[Stored entries]

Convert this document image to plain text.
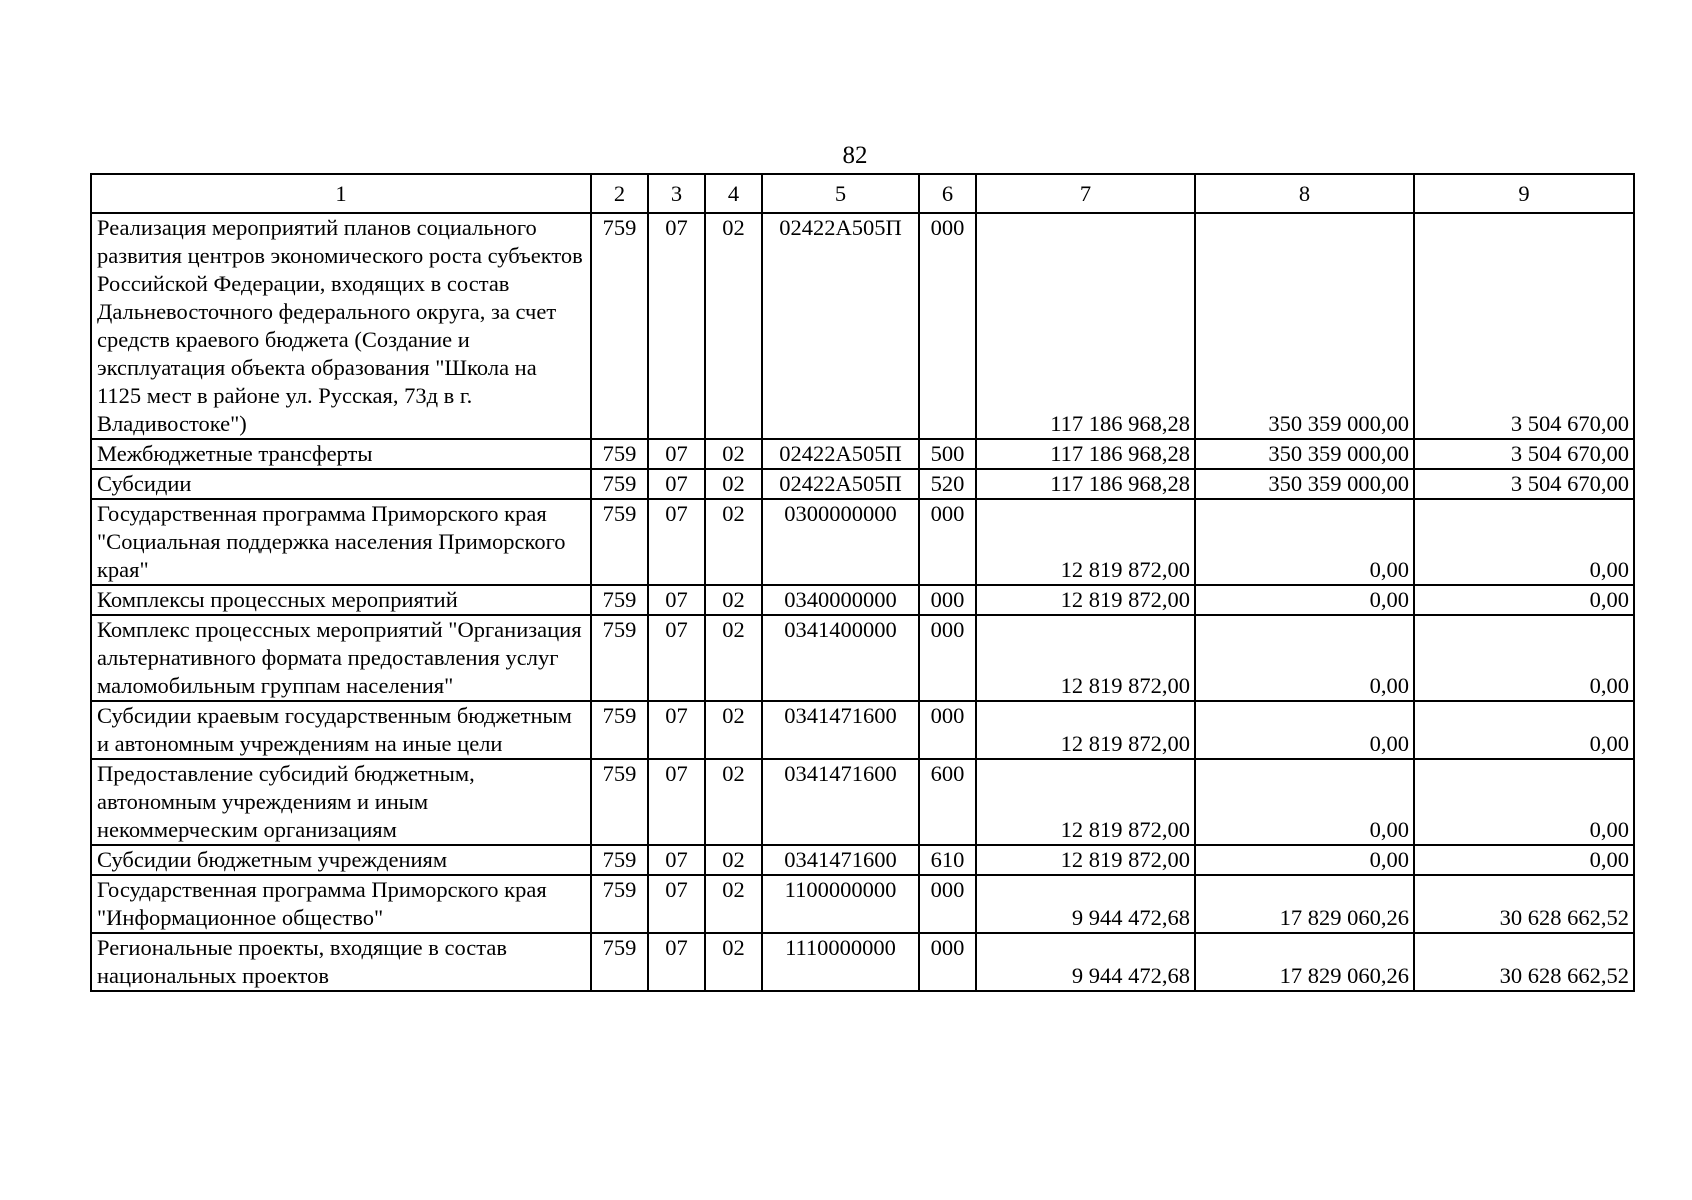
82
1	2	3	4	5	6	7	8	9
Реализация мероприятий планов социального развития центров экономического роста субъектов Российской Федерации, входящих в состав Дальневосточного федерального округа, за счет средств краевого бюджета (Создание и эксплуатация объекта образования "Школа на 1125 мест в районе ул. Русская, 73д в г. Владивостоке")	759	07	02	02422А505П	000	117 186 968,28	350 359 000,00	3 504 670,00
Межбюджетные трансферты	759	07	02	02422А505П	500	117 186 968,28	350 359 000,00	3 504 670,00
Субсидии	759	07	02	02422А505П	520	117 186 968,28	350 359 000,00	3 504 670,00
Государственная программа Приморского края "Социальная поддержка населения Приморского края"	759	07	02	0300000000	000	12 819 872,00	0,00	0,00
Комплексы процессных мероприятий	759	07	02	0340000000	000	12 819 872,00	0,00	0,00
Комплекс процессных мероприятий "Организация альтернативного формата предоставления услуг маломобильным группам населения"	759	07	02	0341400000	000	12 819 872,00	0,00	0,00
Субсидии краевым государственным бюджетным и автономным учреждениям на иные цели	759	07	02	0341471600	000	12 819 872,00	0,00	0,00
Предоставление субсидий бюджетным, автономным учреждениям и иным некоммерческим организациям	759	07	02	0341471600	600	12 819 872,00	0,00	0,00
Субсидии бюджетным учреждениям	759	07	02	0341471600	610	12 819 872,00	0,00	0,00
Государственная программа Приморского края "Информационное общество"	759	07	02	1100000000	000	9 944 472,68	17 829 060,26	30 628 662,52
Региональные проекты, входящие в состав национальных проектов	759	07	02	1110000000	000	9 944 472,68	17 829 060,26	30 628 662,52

■ Task directions ■
Copy the records exactly as they appear, excluding images.

■ Result for this exercise ■
Convert this document image to plain text.
82
1	2	3	4	5	6	7	8	9
Реализация мероприятий планов социального развития центров экономического роста субъектов Российской Федерации, входящих в состав Дальневосточного федерального округа, за счет средств краевого бюджета (Создание и эксплуатация объекта образования "Школа на 1125 мест в районе ул. Русская, 73д в г. Владивостоке")	759	07	02	02422А505П	000	117 186 968,28	350 359 000,00	3 504 670,00
Межбюджетные трансферты	759	07	02	02422А505П	500	117 186 968,28	350 359 000,00	3 504 670,00
Субсидии	759	07	02	02422А505П	520	117 186 968,28	350 359 000,00	3 504 670,00
Государственная программа Приморского края "Социальная поддержка населения Приморского края"	759	07	02	0300000000	000	12 819 872,00	0,00	0,00
Комплексы процессных мероприятий	759	07	02	0340000000	000	12 819 872,00	0,00	0,00
Комплекс процессных мероприятий "Организация альтернативного формата предоставления услуг маломобильным группам населения"	759	07	02	0341400000	000	12 819 872,00	0,00	0,00
Субсидии краевым государственным бюджетным и автономным учреждениям на иные цели	759	07	02	0341471600	000	12 819 872,00	0,00	0,00
Предоставление субсидий бюджетным, автономным учреждениям и иным некоммерческим организациям	759	07	02	0341471600	600	12 819 872,00	0,00	0,00
Субсидии бюджетным учреждениям	759	07	02	0341471600	610	12 819 872,00	0,00	0,00
Государственная программа Приморского края "Информационное общество"	759	07	02	1100000000	000	9 944 472,68	17 829 060,26	30 628 662,52
Региональные проекты, входящие в состав национальных проектов	759	07	02	1110000000	000	9 944 472,68	17 829 060,26	30 628 662,52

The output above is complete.